### Exercise
Write out each entry again. Keep every word exactly as it is.

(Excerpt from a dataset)
_ _ _ _ _
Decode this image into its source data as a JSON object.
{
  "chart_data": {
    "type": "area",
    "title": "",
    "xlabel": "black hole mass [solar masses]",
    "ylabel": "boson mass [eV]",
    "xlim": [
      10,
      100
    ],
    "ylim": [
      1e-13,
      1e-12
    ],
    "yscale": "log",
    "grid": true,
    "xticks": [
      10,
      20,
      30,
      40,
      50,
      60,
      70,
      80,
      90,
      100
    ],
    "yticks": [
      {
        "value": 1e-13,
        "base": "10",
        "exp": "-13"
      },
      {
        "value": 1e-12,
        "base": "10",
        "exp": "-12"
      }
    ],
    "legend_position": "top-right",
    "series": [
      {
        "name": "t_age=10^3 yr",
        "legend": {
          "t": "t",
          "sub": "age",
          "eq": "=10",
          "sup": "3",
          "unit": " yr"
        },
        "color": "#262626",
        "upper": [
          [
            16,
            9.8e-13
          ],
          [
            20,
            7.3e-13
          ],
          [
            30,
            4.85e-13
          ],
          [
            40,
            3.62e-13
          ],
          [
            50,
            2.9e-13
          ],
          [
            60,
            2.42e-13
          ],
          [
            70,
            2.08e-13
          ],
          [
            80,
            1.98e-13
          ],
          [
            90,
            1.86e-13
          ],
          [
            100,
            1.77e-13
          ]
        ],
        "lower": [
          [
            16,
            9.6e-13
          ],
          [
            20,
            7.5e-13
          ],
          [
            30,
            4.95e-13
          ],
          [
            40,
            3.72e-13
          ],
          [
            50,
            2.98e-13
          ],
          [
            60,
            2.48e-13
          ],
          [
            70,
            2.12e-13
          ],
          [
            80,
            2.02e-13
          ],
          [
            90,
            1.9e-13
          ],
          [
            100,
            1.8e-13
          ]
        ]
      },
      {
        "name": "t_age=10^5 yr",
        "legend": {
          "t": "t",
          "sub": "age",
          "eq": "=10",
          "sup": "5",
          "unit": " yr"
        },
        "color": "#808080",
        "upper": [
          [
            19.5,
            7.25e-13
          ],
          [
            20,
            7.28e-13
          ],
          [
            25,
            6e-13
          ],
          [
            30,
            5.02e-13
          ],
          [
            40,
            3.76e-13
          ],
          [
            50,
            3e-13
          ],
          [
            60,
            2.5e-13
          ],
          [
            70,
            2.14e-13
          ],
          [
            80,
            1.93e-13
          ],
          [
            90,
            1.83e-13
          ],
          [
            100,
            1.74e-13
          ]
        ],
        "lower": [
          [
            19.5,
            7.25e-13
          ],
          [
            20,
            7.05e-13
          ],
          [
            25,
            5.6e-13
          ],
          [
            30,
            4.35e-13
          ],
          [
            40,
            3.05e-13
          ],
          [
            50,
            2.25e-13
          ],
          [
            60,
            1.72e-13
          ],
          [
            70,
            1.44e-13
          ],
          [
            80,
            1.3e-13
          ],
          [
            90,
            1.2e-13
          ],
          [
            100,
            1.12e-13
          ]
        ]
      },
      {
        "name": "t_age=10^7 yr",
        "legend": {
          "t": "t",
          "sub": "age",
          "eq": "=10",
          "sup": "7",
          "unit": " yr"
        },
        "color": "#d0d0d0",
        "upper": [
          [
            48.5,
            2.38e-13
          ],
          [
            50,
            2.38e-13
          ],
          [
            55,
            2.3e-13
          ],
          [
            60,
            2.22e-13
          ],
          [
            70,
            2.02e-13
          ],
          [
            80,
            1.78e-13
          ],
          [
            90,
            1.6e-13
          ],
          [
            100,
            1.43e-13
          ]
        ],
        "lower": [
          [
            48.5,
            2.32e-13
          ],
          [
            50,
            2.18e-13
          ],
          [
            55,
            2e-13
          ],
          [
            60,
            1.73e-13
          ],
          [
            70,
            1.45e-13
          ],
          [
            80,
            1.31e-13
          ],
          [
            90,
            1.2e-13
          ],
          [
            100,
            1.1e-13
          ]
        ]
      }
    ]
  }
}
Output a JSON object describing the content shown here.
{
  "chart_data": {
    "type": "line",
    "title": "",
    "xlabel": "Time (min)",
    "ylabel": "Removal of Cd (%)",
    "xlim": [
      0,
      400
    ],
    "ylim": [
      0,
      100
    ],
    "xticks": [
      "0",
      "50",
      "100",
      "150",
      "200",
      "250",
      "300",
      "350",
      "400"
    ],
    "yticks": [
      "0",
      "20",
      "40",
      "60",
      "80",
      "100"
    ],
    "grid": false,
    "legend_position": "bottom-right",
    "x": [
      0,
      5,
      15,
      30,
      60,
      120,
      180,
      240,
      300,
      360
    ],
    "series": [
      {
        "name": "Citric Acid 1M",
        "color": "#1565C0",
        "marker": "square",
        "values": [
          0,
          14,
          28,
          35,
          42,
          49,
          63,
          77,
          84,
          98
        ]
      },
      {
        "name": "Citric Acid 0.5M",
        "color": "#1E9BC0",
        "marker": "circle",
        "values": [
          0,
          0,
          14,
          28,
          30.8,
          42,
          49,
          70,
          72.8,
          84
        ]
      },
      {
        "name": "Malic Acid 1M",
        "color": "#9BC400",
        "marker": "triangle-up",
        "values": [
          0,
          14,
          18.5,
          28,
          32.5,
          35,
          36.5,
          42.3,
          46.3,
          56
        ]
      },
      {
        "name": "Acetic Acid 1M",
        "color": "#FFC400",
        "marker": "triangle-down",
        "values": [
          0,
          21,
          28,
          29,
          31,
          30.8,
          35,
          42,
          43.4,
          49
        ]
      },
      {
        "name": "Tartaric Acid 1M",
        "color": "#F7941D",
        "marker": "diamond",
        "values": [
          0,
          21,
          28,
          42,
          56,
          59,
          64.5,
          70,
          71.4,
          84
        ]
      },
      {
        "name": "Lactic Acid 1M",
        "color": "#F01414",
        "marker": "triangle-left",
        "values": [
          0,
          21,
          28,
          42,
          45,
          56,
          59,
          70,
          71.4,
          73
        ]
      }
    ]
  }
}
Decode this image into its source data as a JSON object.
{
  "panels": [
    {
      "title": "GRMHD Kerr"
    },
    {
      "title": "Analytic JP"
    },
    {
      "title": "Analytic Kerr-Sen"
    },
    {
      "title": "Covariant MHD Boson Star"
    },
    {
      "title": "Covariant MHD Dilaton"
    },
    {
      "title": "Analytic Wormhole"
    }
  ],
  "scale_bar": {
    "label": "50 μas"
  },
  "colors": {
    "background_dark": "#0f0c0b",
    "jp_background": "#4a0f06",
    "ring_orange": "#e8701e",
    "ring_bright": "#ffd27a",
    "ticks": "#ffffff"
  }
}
_ _ _ _ _
### Output for this task
Decode this image into its source data as a JSON object.
{
  "chart_data": {
    "type": "area",
    "title": "",
    "xlabel": "black hole mass [solar masses]",
    "ylabel": "boson mass [eV]",
    "xlim": [
      10,
      100
    ],
    "ylim": [
      1e-13,
      1e-12
    ],
    "yscale": "log",
    "grid": true,
    "xticks": [
      10,
      20,
      30,
      40,
      50,
      60,
      70,
      80,
      90,
      100
    ],
    "yticks": [
      {
        "value": 1e-13,
        "base": "10",
        "exp": "-13"
      },
      {
        "value": 1e-12,
        "base": "10",
        "exp": "-12"
      }
    ],
    "legend_position": "top-right",
    "series": [
      {
        "name": "t_age=10^3 yr",
        "legend": {
          "t": "t",
          "sub": "age",
          "eq": "=10",
          "sup": "3",
          "unit": " yr"
        },
        "color": "#262626",
        "upper": [
          [
            16,
            9.8e-13
          ],
          [
            20,
            7.3e-13
          ],
          [
            30,
            4.85e-13
          ],
          [
            40,
            3.62e-13
          ],
          [
            50,
            2.9e-13
          ],
          [
            60,
            2.42e-13
          ],
          [
            70,
            2.08e-13
          ],
          [
            80,
            1.98e-13
          ],
          [
            90,
            1.86e-13
          ],
          [
            100,
            1.77e-13
          ]
        ],
        "lower": [
          [
            16,
            9.6e-13
          ],
          [
            20,
            7.5e-13
          ],
          [
            30,
            4.95e-13
          ],
          [
            40,
            3.72e-13
          ],
          [
            50,
            2.98e-13
          ],
          [
            60,
            2.48e-13
          ],
          [
            70,
            2.12e-13
          ],
          [
            80,
            2.02e-13
          ],
          [
            90,
            1.9e-13
          ],
          [
            100,
            1.8e-13
          ]
        ]
      },
      {
        "name": "t_age=10^5 yr",
        "legend": {
          "t": "t",
          "sub": "age",
          "eq": "=10",
          "sup": "5",
          "unit": " yr"
        },
        "color": "#808080",
        "upper": [
          [
            19.5,
            7.25e-13
          ],
          [
            20,
            7.28e-13
          ],
          [
            25,
            6e-13
          ],
          [
            30,
            5.02e-13
          ],
          [
            40,
            3.76e-13
          ],
          [
            50,
            3e-13
          ],
          [
            60,
            2.5e-13
          ],
          [
            70,
            2.14e-13
          ],
          [
            80,
            1.93e-13
          ],
          [
            90,
            1.83e-13
          ],
          [
            100,
            1.74e-13
          ]
        ],
        "lower": [
          [
            19.5,
            7.25e-13
          ],
          [
            20,
            7.05e-13
          ],
          [
            25,
            5.6e-13
          ],
          [
            30,
            4.35e-13
          ],
          [
            40,
            3.05e-13
          ],
          [
            50,
            2.25e-13
          ],
          [
            60,
            1.72e-13
          ],
          [
            70,
            1.44e-13
          ],
          [
            80,
            1.3e-13
          ],
          [
            90,
            1.2e-13
          ],
          [
            100,
            1.12e-13
          ]
        ]
      },
      {
        "name": "t_age=10^7 yr",
        "legend": {
          "t": "t",
          "sub": "age",
          "eq": "=10",
          "sup": "7",
          "unit": " yr"
        },
        "color": "#d0d0d0",
        "upper": [
          [
            48.5,
            2.38e-13
          ],
          [
            50,
            2.38e-13
          ],
          [
            55,
            2.3e-13
          ],
          [
            60,
            2.22e-13
          ],
          [
            70,
            2.02e-13
          ],
          [
            80,
            1.78e-13
          ],
          [
            90,
            1.6e-13
          ],
          [
            100,
            1.43e-13
          ]
        ],
        "lower": [
          [
            48.5,
            2.32e-13
          ],
          [
            50,
            2.18e-13
          ],
          [
            55,
            2e-13
          ],
          [
            60,
            1.73e-13
          ],
          [
            70,
            1.45e-13
          ],
          [
            80,
            1.31e-13
          ],
          [
            90,
            1.2e-13
          ],
          [
            100,
            1.1e-13
          ]
        ]
      }
    ]
  }
}
Output a JSON object describing the content shown here.
{
  "chart_data": {
    "type": "line",
    "title": "",
    "xlabel": "Time (min)",
    "ylabel": "Removal of Cd (%)",
    "xlim": [
      0,
      400
    ],
    "ylim": [
      0,
      100
    ],
    "xticks": [
      "0",
      "50",
      "100",
      "150",
      "200",
      "250",
      "300",
      "350",
      "400"
    ],
    "yticks": [
      "0",
      "20",
      "40",
      "60",
      "80",
      "100"
    ],
    "grid": false,
    "legend_position": "bottom-right",
    "x": [
      0,
      5,
      15,
      30,
      60,
      120,
      180,
      240,
      300,
      360
    ],
    "series": [
      {
        "name": "Citric Acid 1M",
        "color": "#1565C0",
        "marker": "square",
        "values": [
          0,
          14,
          28,
          35,
          42,
          49,
          63,
          77,
          84,
          98
        ]
      },
      {
        "name": "Citric Acid 0.5M",
        "color": "#1E9BC0",
        "marker": "circle",
        "values": [
          0,
          0,
          14,
          28,
          30.8,
          42,
          49,
          70,
          72.8,
          84
        ]
      },
      {
        "name": "Malic Acid 1M",
        "color": "#9BC400",
        "marker": "triangle-up",
        "values": [
          0,
          14,
          18.5,
          28,
          32.5,
          35,
          36.5,
          42.3,
          46.3,
          56
        ]
      },
      {
        "name": "Acetic Acid 1M",
        "color": "#FFC400",
        "marker": "triangle-down",
        "values": [
          0,
          21,
          28,
          29,
          31,
          30.8,
          35,
          42,
          43.4,
          49
        ]
      },
      {
        "name": "Tartaric Acid 1M",
        "color": "#F7941D",
        "marker": "diamond",
        "values": [
          0,
          21,
          28,
          42,
          56,
          59,
          64.5,
          70,
          71.4,
          84
        ]
      },
      {
        "name": "Lactic Acid 1M",
        "color": "#F01414",
        "marker": "triangle-left",
        "values": [
          0,
          21,
          28,
          42,
          45,
          56,
          59,
          70,
          71.4,
          73
        ]
      }
    ]
  }
}
Decode this image into its source data as a JSON object.
{
  "panels": [
    {
      "title": "GRMHD Kerr"
    },
    {
      "title": "Analytic JP"
    },
    {
      "title": "Analytic Kerr-Sen"
    },
    {
      "title": "Covariant MHD Boson Star"
    },
    {
      "title": "Covariant MHD Dilaton"
    },
    {
      "title": "Analytic Wormhole"
    }
  ],
  "scale_bar": {
    "label": "50 μas"
  },
  "colors": {
    "background_dark": "#0f0c0b",
    "jp_background": "#4a0f06",
    "ring_orange": "#e8701e",
    "ring_bright": "#ffd27a",
    "ticks": "#ffffff"
  }
}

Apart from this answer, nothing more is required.